AIM OF THE TASK:
Find the line containing "Output the text content of this document." in the material below; copy that line and all following lines exactly.

(Stored dataset items)
+===+

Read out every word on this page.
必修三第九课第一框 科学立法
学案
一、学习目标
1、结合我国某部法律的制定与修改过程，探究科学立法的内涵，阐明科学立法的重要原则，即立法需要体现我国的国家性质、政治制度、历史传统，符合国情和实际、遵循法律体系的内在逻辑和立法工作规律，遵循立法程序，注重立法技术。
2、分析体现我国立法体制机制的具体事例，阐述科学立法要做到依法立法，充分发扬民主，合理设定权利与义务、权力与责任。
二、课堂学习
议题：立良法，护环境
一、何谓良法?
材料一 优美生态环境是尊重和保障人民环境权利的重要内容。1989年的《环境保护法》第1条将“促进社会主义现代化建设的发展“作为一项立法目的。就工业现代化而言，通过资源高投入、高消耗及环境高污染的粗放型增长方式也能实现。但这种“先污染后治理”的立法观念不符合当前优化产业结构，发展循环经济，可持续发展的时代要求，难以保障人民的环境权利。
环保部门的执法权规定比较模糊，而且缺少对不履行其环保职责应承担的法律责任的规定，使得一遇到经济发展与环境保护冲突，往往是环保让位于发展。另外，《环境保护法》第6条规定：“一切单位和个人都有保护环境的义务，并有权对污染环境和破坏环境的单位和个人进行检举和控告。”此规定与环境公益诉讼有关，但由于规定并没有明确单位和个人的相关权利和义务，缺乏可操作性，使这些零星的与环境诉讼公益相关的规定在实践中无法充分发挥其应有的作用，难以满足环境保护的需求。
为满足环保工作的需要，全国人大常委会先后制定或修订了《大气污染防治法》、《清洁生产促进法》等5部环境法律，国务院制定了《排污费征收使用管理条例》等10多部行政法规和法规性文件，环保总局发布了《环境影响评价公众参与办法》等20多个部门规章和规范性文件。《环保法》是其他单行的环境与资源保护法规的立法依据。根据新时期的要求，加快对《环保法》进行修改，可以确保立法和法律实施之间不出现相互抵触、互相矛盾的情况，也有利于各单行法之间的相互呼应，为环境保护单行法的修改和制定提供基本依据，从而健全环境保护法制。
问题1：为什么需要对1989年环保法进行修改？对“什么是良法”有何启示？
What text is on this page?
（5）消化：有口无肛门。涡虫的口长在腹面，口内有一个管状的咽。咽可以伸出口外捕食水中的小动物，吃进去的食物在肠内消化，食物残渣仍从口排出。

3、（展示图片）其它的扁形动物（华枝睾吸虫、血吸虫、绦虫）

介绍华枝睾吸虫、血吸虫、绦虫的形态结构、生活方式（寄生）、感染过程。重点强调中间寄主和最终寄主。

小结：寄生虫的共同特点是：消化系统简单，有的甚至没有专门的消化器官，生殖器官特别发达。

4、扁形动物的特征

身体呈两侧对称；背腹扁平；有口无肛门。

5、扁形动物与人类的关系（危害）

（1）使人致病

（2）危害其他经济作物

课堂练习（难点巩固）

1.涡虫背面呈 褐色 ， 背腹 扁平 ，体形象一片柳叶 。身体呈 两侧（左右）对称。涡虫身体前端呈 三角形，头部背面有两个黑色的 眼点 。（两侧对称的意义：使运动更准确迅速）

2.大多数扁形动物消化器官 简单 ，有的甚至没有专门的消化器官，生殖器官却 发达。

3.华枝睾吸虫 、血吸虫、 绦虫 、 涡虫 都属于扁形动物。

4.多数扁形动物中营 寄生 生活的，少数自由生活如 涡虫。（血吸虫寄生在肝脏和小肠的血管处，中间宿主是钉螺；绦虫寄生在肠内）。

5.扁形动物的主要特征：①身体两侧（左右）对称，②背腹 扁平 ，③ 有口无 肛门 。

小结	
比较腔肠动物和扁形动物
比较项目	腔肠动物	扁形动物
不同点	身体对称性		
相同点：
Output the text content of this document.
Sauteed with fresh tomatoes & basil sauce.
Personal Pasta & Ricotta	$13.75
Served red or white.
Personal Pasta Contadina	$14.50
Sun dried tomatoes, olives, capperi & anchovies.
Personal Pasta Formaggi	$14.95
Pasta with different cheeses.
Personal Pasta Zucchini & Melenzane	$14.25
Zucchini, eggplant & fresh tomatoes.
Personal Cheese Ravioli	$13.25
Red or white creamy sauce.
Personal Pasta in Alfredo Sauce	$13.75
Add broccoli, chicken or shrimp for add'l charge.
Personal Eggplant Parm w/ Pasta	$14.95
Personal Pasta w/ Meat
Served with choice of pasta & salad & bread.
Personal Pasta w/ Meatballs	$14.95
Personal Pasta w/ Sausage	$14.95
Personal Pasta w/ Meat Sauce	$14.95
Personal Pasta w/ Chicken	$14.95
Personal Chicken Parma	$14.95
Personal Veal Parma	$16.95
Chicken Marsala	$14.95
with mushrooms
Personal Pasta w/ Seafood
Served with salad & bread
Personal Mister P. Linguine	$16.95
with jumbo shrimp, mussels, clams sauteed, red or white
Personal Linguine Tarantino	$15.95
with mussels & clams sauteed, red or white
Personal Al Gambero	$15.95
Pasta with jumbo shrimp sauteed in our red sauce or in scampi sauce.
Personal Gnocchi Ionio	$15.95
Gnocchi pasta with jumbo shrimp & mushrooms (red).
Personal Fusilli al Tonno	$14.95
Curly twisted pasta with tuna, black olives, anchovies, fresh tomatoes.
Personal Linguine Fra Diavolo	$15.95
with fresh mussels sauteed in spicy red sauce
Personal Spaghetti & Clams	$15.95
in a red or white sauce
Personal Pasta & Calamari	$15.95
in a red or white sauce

+===+

SOLUTION TO THE EXERCISE:
Output the text content of this document.
Sauteed with fresh tomatoes & basil sauce.
Personal Pasta & Ricotta	$13.75
Served red or white.
Personal Pasta Contadina	$14.50
Sun dried tomatoes, olives, capperi & anchovies.
Personal Pasta Formaggi	$14.95
Pasta with different cheeses.
Personal Pasta Zucchini & Melenzane	$14.25
Zucchini, eggplant & fresh tomatoes.
Personal Cheese Ravioli	$13.25
Red or white creamy sauce.
Personal Pasta in Alfredo Sauce	$13.75
Add broccoli, chicken or shrimp for add'l charge.
Personal Eggplant Parm w/ Pasta	$14.95
Personal Pasta w/ Meat
Served with choice of pasta & salad & bread.
Personal Pasta w/ Meatballs	$14.95
Personal Pasta w/ Sausage	$14.95
Personal Pasta w/ Meat Sauce	$14.95
Personal Pasta w/ Chicken	$14.95
Personal Chicken Parma	$14.95
Personal Veal Parma	$16.95
Chicken Marsala	$14.95
with mushrooms
Personal Pasta w/ Seafood
Served with salad & bread
Personal Mister P. Linguine	$16.95
with jumbo shrimp, mussels, clams sauteed, red or white
Personal Linguine Tarantino	$15.95
with mussels & clams sauteed, red or white
Personal Al Gambero	$15.95
Pasta with jumbo shrimp sauteed in our red sauce or in scampi sauce.
Personal Gnocchi Ionio	$15.95
Gnocchi pasta with jumbo shrimp & mushrooms (red).
Personal Fusilli al Tonno	$14.95
Curly twisted pasta with tuna, black olives, anchovies, fresh tomatoes.
Personal Linguine Fra Diavolo	$15.95
with fresh mussels sauteed in spicy red sauce
Personal Spaghetti & Clams	$15.95
in a red or white sauce
Personal Pasta & Calamari	$15.95
in a red or white sauce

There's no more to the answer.